**Task brief**
Copy the data below exactly.

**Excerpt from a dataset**
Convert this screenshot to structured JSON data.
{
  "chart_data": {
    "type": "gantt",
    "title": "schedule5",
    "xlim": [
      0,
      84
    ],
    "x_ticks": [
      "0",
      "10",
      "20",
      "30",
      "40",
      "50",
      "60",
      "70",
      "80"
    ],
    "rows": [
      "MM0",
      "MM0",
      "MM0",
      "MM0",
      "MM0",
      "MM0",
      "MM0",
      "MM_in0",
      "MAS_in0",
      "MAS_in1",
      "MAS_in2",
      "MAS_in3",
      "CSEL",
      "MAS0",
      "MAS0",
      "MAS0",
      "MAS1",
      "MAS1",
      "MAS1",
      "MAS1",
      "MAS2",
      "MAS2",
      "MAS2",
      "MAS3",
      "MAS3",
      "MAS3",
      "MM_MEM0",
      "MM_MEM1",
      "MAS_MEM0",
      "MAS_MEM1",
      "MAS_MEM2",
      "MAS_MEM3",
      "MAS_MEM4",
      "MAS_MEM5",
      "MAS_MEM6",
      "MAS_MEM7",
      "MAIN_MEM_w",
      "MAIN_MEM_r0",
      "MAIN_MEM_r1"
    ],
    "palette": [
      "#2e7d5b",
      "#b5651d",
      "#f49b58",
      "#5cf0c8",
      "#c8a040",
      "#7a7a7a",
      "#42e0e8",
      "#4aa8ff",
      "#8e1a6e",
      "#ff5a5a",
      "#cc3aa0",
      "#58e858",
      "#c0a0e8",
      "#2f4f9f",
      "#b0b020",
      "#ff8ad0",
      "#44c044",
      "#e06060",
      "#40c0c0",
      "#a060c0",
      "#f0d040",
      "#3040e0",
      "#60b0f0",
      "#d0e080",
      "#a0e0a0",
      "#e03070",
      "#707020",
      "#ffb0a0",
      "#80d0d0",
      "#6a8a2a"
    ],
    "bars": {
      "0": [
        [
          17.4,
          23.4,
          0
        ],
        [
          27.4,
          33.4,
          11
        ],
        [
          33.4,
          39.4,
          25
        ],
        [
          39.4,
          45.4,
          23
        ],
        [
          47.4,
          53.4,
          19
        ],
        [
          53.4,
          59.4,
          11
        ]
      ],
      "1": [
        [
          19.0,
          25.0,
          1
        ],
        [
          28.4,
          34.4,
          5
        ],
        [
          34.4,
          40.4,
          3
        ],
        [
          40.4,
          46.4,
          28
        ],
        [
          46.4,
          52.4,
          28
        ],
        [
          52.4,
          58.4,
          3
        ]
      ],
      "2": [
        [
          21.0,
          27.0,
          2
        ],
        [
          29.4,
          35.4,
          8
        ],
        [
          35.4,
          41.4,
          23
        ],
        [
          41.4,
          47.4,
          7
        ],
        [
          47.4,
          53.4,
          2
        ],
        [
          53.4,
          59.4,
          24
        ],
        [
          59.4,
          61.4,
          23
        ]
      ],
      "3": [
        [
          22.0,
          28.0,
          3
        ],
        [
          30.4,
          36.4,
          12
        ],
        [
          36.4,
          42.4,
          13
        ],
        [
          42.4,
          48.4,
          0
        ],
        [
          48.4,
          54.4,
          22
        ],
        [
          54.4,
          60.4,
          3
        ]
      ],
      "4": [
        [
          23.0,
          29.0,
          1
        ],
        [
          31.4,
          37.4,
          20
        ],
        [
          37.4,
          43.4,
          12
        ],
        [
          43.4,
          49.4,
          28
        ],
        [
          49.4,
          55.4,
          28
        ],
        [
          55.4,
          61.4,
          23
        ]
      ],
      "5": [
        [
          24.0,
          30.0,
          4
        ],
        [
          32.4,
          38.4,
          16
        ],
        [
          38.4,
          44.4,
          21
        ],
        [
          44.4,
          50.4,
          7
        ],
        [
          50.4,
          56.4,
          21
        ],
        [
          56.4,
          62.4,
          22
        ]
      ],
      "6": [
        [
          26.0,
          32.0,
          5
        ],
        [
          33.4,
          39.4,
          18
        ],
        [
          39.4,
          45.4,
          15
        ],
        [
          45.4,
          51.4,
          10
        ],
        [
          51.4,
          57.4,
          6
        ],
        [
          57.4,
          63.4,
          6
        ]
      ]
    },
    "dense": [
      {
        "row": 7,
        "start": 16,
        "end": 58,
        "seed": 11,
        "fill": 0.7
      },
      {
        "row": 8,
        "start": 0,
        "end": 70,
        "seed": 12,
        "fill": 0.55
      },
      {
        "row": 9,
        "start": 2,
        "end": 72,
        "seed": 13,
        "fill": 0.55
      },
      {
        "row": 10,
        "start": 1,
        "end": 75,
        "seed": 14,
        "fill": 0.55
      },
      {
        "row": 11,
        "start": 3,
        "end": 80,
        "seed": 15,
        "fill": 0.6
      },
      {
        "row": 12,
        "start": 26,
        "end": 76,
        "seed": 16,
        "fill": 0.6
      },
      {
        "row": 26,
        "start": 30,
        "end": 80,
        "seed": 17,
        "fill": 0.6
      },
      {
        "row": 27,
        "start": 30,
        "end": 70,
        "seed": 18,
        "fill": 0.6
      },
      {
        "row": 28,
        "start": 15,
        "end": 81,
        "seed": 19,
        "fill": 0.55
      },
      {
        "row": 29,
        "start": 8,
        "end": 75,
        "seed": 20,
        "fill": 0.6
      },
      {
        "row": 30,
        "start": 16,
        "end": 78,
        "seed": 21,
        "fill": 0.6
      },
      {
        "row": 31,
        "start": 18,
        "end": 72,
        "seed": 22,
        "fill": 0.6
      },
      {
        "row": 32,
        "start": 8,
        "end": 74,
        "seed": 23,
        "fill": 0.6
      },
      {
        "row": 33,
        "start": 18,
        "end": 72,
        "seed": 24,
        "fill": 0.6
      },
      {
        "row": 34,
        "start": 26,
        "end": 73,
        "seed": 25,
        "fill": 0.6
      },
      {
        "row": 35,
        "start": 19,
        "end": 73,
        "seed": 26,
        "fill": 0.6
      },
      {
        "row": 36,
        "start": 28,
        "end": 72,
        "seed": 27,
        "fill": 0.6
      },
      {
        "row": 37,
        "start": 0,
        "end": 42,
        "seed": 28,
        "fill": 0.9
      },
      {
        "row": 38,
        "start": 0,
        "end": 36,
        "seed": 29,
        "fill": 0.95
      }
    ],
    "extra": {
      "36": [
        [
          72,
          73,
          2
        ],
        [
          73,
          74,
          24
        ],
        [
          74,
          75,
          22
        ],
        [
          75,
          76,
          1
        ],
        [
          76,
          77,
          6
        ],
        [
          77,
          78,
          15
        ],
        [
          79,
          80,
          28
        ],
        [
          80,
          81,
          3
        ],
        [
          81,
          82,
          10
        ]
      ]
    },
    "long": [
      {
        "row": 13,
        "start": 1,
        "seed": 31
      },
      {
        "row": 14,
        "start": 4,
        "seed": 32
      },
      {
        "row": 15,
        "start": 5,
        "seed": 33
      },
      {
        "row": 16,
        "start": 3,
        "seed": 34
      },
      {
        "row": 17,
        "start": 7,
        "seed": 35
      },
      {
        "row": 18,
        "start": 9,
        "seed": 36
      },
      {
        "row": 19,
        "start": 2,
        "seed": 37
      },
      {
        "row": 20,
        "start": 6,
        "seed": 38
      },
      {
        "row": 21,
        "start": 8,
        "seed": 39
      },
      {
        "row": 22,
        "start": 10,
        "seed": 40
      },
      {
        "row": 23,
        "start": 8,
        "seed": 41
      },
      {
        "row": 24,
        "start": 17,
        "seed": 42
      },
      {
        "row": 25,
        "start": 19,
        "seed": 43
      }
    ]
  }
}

**Task response**
Convert this screenshot to structured JSON data.
{
  "chart_data": {
    "type": "gantt",
    "title": "schedule5",
    "xlim": [
      0,
      84
    ],
    "x_ticks": [
      "0",
      "10",
      "20",
      "30",
      "40",
      "50",
      "60",
      "70",
      "80"
    ],
    "rows": [
      "MM0",
      "MM0",
      "MM0",
      "MM0",
      "MM0",
      "MM0",
      "MM0",
      "MM_in0",
      "MAS_in0",
      "MAS_in1",
      "MAS_in2",
      "MAS_in3",
      "CSEL",
      "MAS0",
      "MAS0",
      "MAS0",
      "MAS1",
      "MAS1",
      "MAS1",
      "MAS1",
      "MAS2",
      "MAS2",
      "MAS2",
      "MAS3",
      "MAS3",
      "MAS3",
      "MM_MEM0",
      "MM_MEM1",
      "MAS_MEM0",
      "MAS_MEM1",
      "MAS_MEM2",
      "MAS_MEM3",
      "MAS_MEM4",
      "MAS_MEM5",
      "MAS_MEM6",
      "MAS_MEM7",
      "MAIN_MEM_w",
      "MAIN_MEM_r0",
      "MAIN_MEM_r1"
    ],
    "palette": [
      "#2e7d5b",
      "#b5651d",
      "#f49b58",
      "#5cf0c8",
      "#c8a040",
      "#7a7a7a",
      "#42e0e8",
      "#4aa8ff",
      "#8e1a6e",
      "#ff5a5a",
      "#cc3aa0",
      "#58e858",
      "#c0a0e8",
      "#2f4f9f",
      "#b0b020",
      "#ff8ad0",
      "#44c044",
      "#e06060",
      "#40c0c0",
      "#a060c0",
      "#f0d040",
      "#3040e0",
      "#60b0f0",
      "#d0e080",
      "#a0e0a0",
      "#e03070",
      "#707020",
      "#ffb0a0",
      "#80d0d0",
      "#6a8a2a"
    ],
    "bars": {
      "0": [
        [
          17.4,
          23.4,
          0
        ],
        [
          27.4,
          33.4,
          11
        ],
        [
          33.4,
          39.4,
          25
        ],
        [
          39.4,
          45.4,
          23
        ],
        [
          47.4,
          53.4,
          19
        ],
        [
          53.4,
          59.4,
          11
        ]
      ],
      "1": [
        [
          19.0,
          25.0,
          1
        ],
        [
          28.4,
          34.4,
          5
        ],
        [
          34.4,
          40.4,
          3
        ],
        [
          40.4,
          46.4,
          28
        ],
        [
          46.4,
          52.4,
          28
        ],
        [
          52.4,
          58.4,
          3
        ]
      ],
      "2": [
        [
          21.0,
          27.0,
          2
        ],
        [
          29.4,
          35.4,
          8
        ],
        [
          35.4,
          41.4,
          23
        ],
        [
          41.4,
          47.4,
          7
        ],
        [
          47.4,
          53.4,
          2
        ],
        [
          53.4,
          59.4,
          24
        ],
        [
          59.4,
          61.4,
          23
        ]
      ],
      "3": [
        [
          22.0,
          28.0,
          3
        ],
        [
          30.4,
          36.4,
          12
        ],
        [
          36.4,
          42.4,
          13
        ],
        [
          42.4,
          48.4,
          0
        ],
        [
          48.4,
          54.4,
          22
        ],
        [
          54.4,
          60.4,
          3
        ]
      ],
      "4": [
        [
          23.0,
          29.0,
          1
        ],
        [
          31.4,
          37.4,
          20
        ],
        [
          37.4,
          43.4,
          12
        ],
        [
          43.4,
          49.4,
          28
        ],
        [
          49.4,
          55.4,
          28
        ],
        [
          55.4,
          61.4,
          23
        ]
      ],
      "5": [
        [
          24.0,
          30.0,
          4
        ],
        [
          32.4,
          38.4,
          16
        ],
        [
          38.4,
          44.4,
          21
        ],
        [
          44.4,
          50.4,
          7
        ],
        [
          50.4,
          56.4,
          21
        ],
        [
          56.4,
          62.4,
          22
        ]
      ],
      "6": [
        [
          26.0,
          32.0,
          5
        ],
        [
          33.4,
          39.4,
          18
        ],
        [
          39.4,
          45.4,
          15
        ],
        [
          45.4,
          51.4,
          10
        ],
        [
          51.4,
          57.4,
          6
        ],
        [
          57.4,
          63.4,
          6
        ]
      ]
    },
    "dense": [
      {
        "row": 7,
        "start": 16,
        "end": 58,
        "seed": 11,
        "fill": 0.7
      },
      {
        "row": 8,
        "start": 0,
        "end": 70,
        "seed": 12,
        "fill": 0.55
      },
      {
        "row": 9,
        "start": 2,
        "end": 72,
        "seed": 13,
        "fill": 0.55
      },
      {
        "row": 10,
        "start": 1,
        "end": 75,
        "seed": 14,
        "fill": 0.55
      },
      {
        "row": 11,
        "start": 3,
        "end": 80,
        "seed": 15,
        "fill": 0.6
      },
      {
        "row": 12,
        "start": 26,
        "end": 76,
        "seed": 16,
        "fill": 0.6
      },
      {
        "row": 26,
        "start": 30,
        "end": 80,
        "seed": 17,
        "fill": 0.6
      },
      {
        "row": 27,
        "start": 30,
        "end": 70,
        "seed": 18,
        "fill": 0.6
      },
      {
        "row": 28,
        "start": 15,
        "end": 81,
        "seed": 19,
        "fill": 0.55
      },
      {
        "row": 29,
        "start": 8,
        "end": 75,
        "seed": 20,
        "fill": 0.6
      },
      {
        "row": 30,
        "start": 16,
        "end": 78,
        "seed": 21,
        "fill": 0.6
      },
      {
        "row": 31,
        "start": 18,
        "end": 72,
        "seed": 22,
        "fill": 0.6
      },
      {
        "row": 32,
        "start": 8,
        "end": 74,
        "seed": 23,
        "fill": 0.6
      },
      {
        "row": 33,
        "start": 18,
        "end": 72,
        "seed": 24,
        "fill": 0.6
      },
      {
        "row": 34,
        "start": 26,
        "end": 73,
        "seed": 25,
        "fill": 0.6
      },
      {
        "row": 35,
        "start": 19,
        "end": 73,
        "seed": 26,
        "fill": 0.6
      },
      {
        "row": 36,
        "start": 28,
        "end": 72,
        "seed": 27,
        "fill": 0.6
      },
      {
        "row": 37,
        "start": 0,
        "end": 42,
        "seed": 28,
        "fill": 0.9
      },
      {
        "row": 38,
        "start": 0,
        "end": 36,
        "seed": 29,
        "fill": 0.95
      }
    ],
    "extra": {
      "36": [
        [
          72,
          73,
          2
        ],
        [
          73,
          74,
          24
        ],
        [
          74,
          75,
          22
        ],
        [
          75,
          76,
          1
        ],
        [
          76,
          77,
          6
        ],
        [
          77,
          78,
          15
        ],
        [
          79,
          80,
          28
        ],
        [
          80,
          81,
          3
        ],
        [
          81,
          82,
          10
        ]
      ]
    },
    "long": [
      {
        "row": 13,
        "start": 1,
        "seed": 31
      },
      {
        "row": 14,
        "start": 4,
        "seed": 32
      },
      {
        "row": 15,
        "start": 5,
        "seed": 33
      },
      {
        "row": 16,
        "start": 3,
        "seed": 34
      },
      {
        "row": 17,
        "start": 7,
        "seed": 35
      },
      {
        "row": 18,
        "start": 9,
        "seed": 36
      },
      {
        "row": 19,
        "start": 2,
        "seed": 37
      },
      {
        "row": 20,
        "start": 6,
        "seed": 38
      },
      {
        "row": 21,
        "start": 8,
        "seed": 39
      },
      {
        "row": 22,
        "start": 10,
        "seed": 40
      },
      {
        "row": 23,
        "start": 8,
        "seed": 41
      },
      {
        "row": 24,
        "start": 17,
        "seed": 42
      },
      {
        "row": 25,
        "start": 19,
        "seed": 43
      }
    ]
  }
}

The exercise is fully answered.